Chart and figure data
+++

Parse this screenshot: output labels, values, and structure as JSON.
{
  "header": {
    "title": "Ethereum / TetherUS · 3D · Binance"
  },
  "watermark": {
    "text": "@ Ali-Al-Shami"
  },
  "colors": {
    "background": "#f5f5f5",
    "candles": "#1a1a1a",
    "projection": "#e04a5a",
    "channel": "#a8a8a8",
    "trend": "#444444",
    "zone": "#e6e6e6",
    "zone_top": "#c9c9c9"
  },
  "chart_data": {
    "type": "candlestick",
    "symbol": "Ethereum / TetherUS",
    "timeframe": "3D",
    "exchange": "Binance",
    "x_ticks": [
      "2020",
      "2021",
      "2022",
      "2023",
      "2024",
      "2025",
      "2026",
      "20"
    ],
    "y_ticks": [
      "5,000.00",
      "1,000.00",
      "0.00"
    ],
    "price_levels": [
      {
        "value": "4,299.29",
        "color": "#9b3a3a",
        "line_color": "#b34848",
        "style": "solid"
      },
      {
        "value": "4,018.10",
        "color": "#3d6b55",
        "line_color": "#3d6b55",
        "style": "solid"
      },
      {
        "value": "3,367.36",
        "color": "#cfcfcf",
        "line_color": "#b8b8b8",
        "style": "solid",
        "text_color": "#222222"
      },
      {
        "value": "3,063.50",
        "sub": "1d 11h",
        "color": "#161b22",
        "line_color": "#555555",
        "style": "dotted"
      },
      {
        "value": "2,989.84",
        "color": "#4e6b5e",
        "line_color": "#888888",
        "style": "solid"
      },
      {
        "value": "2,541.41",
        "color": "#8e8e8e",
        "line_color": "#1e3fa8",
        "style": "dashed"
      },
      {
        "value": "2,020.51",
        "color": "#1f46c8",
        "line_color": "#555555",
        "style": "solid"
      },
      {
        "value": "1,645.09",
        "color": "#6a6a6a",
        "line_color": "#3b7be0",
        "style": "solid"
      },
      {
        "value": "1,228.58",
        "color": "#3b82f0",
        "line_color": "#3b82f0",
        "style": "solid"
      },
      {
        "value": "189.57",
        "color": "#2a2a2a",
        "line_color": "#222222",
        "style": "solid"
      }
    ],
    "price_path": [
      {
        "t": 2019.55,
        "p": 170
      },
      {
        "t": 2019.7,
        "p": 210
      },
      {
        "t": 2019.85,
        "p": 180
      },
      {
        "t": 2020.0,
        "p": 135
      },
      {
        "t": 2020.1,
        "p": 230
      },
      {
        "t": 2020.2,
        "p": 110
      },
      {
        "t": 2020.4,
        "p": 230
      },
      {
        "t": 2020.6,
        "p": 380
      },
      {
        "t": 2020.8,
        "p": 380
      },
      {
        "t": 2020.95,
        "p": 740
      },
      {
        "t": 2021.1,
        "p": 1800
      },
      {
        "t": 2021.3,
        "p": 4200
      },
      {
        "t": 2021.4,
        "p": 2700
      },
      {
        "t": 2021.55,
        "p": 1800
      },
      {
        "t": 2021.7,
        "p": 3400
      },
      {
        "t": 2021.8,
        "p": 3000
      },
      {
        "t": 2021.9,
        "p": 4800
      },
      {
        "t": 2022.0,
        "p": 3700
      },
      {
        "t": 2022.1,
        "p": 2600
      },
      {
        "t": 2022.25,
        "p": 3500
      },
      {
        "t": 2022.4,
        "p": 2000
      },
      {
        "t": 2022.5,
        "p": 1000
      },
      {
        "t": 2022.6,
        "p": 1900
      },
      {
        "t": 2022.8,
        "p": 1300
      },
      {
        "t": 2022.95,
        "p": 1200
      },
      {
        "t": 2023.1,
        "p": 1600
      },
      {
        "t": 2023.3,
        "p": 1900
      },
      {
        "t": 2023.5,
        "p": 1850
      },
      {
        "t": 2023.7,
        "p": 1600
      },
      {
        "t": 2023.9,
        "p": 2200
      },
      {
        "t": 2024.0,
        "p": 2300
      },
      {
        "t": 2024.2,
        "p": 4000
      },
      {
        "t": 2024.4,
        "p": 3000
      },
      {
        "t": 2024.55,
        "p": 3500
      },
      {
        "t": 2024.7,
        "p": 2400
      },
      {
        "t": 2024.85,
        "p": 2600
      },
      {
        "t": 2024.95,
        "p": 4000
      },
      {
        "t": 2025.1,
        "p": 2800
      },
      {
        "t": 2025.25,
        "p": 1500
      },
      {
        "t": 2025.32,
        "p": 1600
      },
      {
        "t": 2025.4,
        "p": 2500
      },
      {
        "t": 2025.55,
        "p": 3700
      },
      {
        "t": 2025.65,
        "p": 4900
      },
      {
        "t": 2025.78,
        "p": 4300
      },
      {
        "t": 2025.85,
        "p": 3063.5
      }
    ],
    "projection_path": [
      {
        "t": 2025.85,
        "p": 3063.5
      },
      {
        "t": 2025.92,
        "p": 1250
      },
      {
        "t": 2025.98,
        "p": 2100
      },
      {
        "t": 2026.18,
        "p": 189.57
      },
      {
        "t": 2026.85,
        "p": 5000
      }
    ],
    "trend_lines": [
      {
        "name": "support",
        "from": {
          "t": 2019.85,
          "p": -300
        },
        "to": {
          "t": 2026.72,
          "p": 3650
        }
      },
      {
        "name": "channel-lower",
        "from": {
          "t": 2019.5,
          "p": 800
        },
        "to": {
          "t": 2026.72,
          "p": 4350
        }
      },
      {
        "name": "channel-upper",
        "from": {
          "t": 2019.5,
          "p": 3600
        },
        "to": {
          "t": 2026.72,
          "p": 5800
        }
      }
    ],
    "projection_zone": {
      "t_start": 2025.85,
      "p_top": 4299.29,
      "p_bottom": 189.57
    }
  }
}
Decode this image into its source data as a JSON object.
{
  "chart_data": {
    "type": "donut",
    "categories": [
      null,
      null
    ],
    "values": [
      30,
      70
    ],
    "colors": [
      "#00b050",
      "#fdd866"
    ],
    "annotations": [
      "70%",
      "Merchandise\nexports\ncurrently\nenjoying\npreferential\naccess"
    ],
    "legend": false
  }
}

+++

• WHAT IS REQUIRED:
In the entries above, take the line containing "Decode this image" and each later line through the last, and repeat them exactly. Output nothing else.

• RESULT BELOW:
Decode this image into its source data as a JSON object.
{
  "chart_data": {
    "type": "donut",
    "categories": [
      null,
      null
    ],
    "values": [
      30,
      70
    ],
    "colors": [
      "#00b050",
      "#fdd866"
    ],
    "annotations": [
      "70%",
      "Merchandise\nexports\ncurrently\nenjoying\npreferential\naccess"
    ],
    "legend": false
  }
}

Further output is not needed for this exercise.